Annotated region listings

--- Begin ---

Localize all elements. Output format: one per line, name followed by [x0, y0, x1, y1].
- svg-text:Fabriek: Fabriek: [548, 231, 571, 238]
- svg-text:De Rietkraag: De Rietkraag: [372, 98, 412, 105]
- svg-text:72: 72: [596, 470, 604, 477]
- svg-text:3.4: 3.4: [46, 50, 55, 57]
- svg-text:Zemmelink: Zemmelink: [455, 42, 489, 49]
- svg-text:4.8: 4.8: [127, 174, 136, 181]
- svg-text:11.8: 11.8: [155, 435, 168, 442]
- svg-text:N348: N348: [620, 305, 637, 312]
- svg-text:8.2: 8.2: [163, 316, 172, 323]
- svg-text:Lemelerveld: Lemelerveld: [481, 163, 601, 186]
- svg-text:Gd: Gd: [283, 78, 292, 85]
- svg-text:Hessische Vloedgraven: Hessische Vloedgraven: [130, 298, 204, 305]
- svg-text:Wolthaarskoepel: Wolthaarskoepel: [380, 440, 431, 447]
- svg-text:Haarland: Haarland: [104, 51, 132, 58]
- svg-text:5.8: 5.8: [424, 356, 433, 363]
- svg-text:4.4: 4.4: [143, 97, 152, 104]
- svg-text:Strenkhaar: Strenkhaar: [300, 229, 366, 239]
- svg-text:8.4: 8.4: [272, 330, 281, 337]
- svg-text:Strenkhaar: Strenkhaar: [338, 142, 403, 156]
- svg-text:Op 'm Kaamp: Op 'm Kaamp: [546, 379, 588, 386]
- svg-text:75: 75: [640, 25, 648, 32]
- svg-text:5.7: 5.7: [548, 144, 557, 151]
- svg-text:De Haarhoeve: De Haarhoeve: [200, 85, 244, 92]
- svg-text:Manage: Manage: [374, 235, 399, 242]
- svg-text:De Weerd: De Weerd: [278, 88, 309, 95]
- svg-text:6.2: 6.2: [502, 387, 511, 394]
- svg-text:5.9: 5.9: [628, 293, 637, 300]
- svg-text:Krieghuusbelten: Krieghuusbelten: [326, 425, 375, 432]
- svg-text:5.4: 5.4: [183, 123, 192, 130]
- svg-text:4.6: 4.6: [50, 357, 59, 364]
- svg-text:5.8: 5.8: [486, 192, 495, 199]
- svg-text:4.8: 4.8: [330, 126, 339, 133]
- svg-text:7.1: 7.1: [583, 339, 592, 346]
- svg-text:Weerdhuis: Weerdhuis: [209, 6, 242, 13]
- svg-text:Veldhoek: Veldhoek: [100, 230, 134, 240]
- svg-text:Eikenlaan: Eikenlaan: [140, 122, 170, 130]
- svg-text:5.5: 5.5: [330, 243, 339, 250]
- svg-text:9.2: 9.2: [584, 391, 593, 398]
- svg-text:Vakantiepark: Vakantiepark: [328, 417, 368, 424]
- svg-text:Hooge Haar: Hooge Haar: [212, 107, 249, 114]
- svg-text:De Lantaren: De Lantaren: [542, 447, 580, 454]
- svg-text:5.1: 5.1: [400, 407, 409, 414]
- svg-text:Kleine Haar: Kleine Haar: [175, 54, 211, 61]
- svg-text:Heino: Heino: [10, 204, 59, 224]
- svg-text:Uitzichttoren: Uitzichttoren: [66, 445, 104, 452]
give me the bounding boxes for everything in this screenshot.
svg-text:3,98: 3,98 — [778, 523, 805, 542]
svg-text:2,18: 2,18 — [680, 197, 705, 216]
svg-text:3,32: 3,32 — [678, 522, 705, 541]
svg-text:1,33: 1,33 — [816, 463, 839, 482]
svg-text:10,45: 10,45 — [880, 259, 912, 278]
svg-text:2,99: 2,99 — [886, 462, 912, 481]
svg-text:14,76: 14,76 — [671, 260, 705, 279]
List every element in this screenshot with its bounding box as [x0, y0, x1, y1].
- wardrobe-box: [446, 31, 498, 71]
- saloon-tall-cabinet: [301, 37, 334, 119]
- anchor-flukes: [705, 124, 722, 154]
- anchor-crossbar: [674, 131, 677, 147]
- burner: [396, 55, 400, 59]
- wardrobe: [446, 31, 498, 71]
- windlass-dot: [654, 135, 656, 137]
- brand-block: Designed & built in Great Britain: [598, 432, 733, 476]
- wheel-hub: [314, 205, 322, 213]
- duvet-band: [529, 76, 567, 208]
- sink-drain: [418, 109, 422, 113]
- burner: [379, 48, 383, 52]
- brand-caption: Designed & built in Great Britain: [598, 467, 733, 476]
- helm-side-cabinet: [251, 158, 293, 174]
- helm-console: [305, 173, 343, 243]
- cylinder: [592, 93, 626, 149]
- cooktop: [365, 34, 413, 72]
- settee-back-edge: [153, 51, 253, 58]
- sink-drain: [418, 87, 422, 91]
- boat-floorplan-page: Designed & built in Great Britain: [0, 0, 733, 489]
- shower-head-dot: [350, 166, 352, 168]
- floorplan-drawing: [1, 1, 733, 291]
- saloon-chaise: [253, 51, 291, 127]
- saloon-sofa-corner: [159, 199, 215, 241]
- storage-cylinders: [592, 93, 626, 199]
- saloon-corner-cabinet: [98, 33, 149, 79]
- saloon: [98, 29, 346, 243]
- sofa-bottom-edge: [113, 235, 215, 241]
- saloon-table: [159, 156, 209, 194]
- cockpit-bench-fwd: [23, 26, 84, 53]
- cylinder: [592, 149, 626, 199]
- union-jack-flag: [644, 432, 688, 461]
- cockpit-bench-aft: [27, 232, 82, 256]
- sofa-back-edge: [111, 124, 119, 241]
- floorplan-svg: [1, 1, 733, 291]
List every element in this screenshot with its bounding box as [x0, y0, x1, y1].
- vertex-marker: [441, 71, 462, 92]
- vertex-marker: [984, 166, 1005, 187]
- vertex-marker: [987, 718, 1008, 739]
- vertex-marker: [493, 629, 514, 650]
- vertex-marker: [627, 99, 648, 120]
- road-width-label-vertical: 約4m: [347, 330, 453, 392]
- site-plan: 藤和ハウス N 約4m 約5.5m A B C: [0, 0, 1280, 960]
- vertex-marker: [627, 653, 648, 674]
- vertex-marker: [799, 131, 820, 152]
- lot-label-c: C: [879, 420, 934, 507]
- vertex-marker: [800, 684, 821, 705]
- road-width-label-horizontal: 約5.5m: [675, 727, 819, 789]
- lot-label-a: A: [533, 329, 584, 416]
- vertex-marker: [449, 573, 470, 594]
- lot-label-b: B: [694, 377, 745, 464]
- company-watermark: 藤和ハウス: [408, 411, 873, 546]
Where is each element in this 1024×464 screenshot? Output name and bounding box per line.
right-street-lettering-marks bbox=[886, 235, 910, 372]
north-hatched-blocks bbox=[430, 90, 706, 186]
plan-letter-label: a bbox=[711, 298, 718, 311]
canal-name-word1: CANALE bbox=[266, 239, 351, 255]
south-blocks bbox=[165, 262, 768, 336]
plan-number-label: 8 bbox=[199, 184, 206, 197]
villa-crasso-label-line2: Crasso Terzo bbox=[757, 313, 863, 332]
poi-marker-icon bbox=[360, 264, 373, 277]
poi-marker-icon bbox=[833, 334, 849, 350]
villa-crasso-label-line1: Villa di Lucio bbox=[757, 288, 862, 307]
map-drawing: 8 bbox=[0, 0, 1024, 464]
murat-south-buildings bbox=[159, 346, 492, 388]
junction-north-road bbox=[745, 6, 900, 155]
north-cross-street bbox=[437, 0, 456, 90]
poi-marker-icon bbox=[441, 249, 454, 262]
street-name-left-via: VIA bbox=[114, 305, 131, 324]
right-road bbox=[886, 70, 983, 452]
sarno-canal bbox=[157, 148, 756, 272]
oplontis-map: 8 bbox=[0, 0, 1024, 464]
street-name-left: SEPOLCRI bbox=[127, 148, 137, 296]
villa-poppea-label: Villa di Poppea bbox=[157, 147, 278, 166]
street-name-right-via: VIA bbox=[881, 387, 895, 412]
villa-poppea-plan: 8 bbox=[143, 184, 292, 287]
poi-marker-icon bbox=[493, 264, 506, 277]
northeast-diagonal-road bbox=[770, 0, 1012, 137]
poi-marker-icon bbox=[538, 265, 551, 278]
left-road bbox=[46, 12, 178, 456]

--- End ---

## The exercise
Format the lines starting at the first line of the rows and ending at the line that contains "- svg-text:N348: N348: [620, 305, 637, 312]" as a Markdown table with two columns, Number and Text. Give each line its number, and omit any blank lines.

## Solution below
| Number | Text |
|---|---|
| 1 | Localize all elements. Output format: one per line, name followed by [x0, y0, x1, y1]. |
| 2 | - svg-text:Fabriek: Fabriek: [548, 231, 571, 238] |
| 3 | - svg-text:De Rietkraag: De Rietkraag: [372, 98, 412, 105] |
| 4 | - svg-text:72: 72: [596, 470, 604, 477] |
| 5 | - svg-text:3.4: 3.4: [46, 50, 55, 57] |
| 6 | - svg-text:Zemmelink: Zemmelink: [455, 42, 489, 49] |
| 7 | - svg-text:4.8: 4.8: [127, 174, 136, 181] |
| 8 | - svg-text:11.8: 11.8: [155, 435, 168, 442] |
| 9 | - svg-text:N348: N348: [620, 305, 637, 312] |